··· Data rows
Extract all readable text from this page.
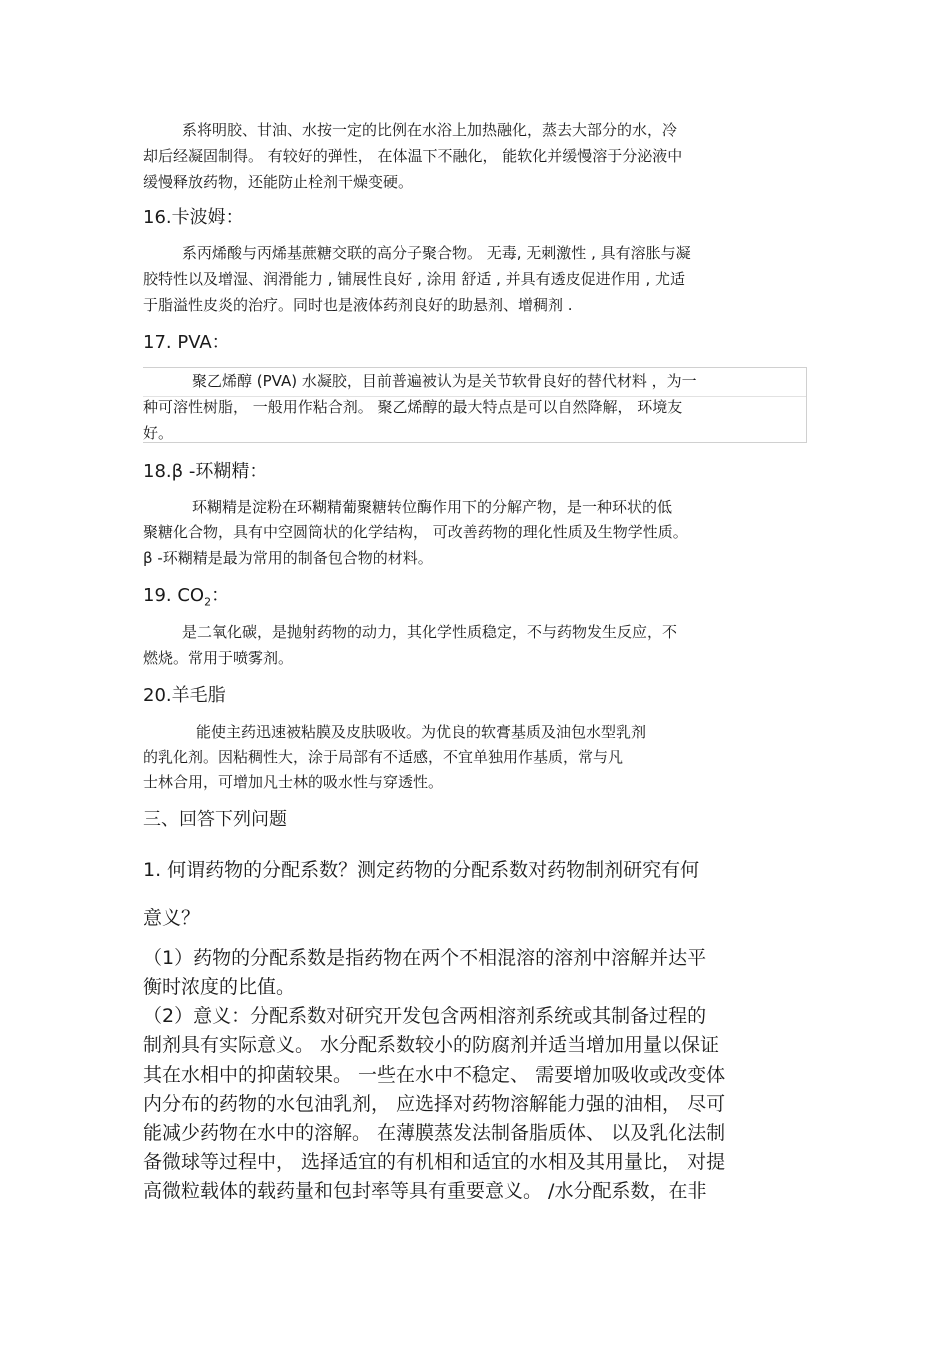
系将明胶、甘油、水按一定的比例在水浴上加热融化，蒸去大部分的水，冷
却后经凝固制得。 有较好的弹性， 在体温下不融化， 能软化并缓慢溶于分泌液中
缓慢释放药物，还能防止栓剂干燥变硬。
16.卡波姆：
系丙烯酸与丙烯基蔗糖交联的高分子聚合物。 无毒, 无刺激性 , 具有溶胀与凝
胶特性以及增湿、润滑能力 , 铺展性良好 , 涂用 舒适 , 并具有透皮促进作用 , 尤适
于脂溢性皮炎的治疗。同时也是液体药剂良好的助悬剂、增稠剂 .
17. PVA：
聚乙烯醇 (PVA) 水凝胶，目前普遍被认为是关节软骨良好的替代材料 ，为一
种可溶性树脂， 一般用作粘合剂。 聚乙烯醇的最大特点是可以自然降解， 环境友
好。
18.β -环糊精：
环糊精是淀粉在环糊精葡聚糖转位酶作用下的分解产物，是一种环状的低
聚糖化合物，具有中空圆筒状的化学结构， 可改善药物的理化性质及生物学性质。
β -环糊精是最为常用的制备包合物的材料。
19. $CO_2$：
是二氧化碳，是抛射药物的动力，其化学性质稳定，不与药物发生反应，不
燃烧。常用于喷雾剂。
20.羊毛脂
能使主药迅速被粘膜及皮肤吸收。为优良的软膏基质及油包水型乳剂
的乳化剂。因粘稠性大，涂于局部有不适感，不宜单独用作基质，常与凡
士林合用，可增加凡士林的吸水性与穿透性。
三、回答下列问题
1. 何谓药物的分配系数？测定药物的分配系数对药物制剂研究有何
意义？
（1）药物的分配系数是指药物在两个不相混溶的溶剂中溶解并达平
衡时浓度的比值。
（2）意义：分配系数对研究开发包含两相溶剂系统或其制备过程的
制剂具有实际意义。 水分配系数较小的防腐剂并适当增加用量以保证
其在水相中的抑菌较果。 一些在水中不稳定、 需要增加吸收或改变体
内分布的药物的水包油乳剂， 应选择对药物溶解能力强的油相， 尽可
能减少药物在水中的溶解。 在薄膜蒸发法制备脂质体、 以及乳化法制
备微球等过程中， 选择适宜的有机相和适宜的水相及其用量比， 对提
高微粒载体的载药量和包封率等具有重要意义。 /水分配系数，在非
······
# [Aim of the task]
Copy the records above exactly. The pictures are not part of the copy.

# [Task output]
Extract all readable text from this page.
系将明胶、甘油、水按一定的比例在水浴上加热融化，蒸去大部分的水，冷
却后经凝固制得。 有较好的弹性， 在体温下不融化， 能软化并缓慢溶于分泌液中
缓慢释放药物，还能防止栓剂干燥变硬。
16.卡波姆：
系丙烯酸与丙烯基蔗糖交联的高分子聚合物。 无毒, 无刺激性 , 具有溶胀与凝
胶特性以及增湿、润滑能力 , 铺展性良好 , 涂用 舒适 , 并具有透皮促进作用 , 尤适
于脂溢性皮炎的治疗。同时也是液体药剂良好的助悬剂、增稠剂 .
17. PVA：
聚乙烯醇 (PVA) 水凝胶，目前普遍被认为是关节软骨良好的替代材料 ，为一
种可溶性树脂， 一般用作粘合剂。 聚乙烯醇的最大特点是可以自然降解， 环境友
好。
18.β -环糊精：
环糊精是淀粉在环糊精葡聚糖转位酶作用下的分解产物，是一种环状的低
聚糖化合物，具有中空圆筒状的化学结构， 可改善药物的理化性质及生物学性质。
β -环糊精是最为常用的制备包合物的材料。
19. $CO_2$：
是二氧化碳，是抛射药物的动力，其化学性质稳定，不与药物发生反应，不
燃烧。常用于喷雾剂。
20.羊毛脂
能使主药迅速被粘膜及皮肤吸收。为优良的软膏基质及油包水型乳剂
的乳化剂。因粘稠性大，涂于局部有不适感，不宜单独用作基质，常与凡
士林合用，可增加凡士林的吸水性与穿透性。
三、回答下列问题
1. 何谓药物的分配系数？测定药物的分配系数对药物制剂研究有何
意义？
（1）药物的分配系数是指药物在两个不相混溶的溶剂中溶解并达平
衡时浓度的比值。
（2）意义：分配系数对研究开发包含两相溶剂系统或其制备过程的
制剂具有实际意义。 水分配系数较小的防腐剂并适当增加用量以保证
其在水相中的抑菌较果。 一些在水中不稳定、 需要增加吸收或改变体
内分布的药物的水包油乳剂， 应选择对药物溶解能力强的油相， 尽可
能减少药物在水中的溶解。 在薄膜蒸发法制备脂质体、 以及乳化法制
备微球等过程中， 选择适宜的有机相和适宜的水相及其用量比， 对提
高微粒载体的载药量和包封率等具有重要意义。 /水分配系数，在非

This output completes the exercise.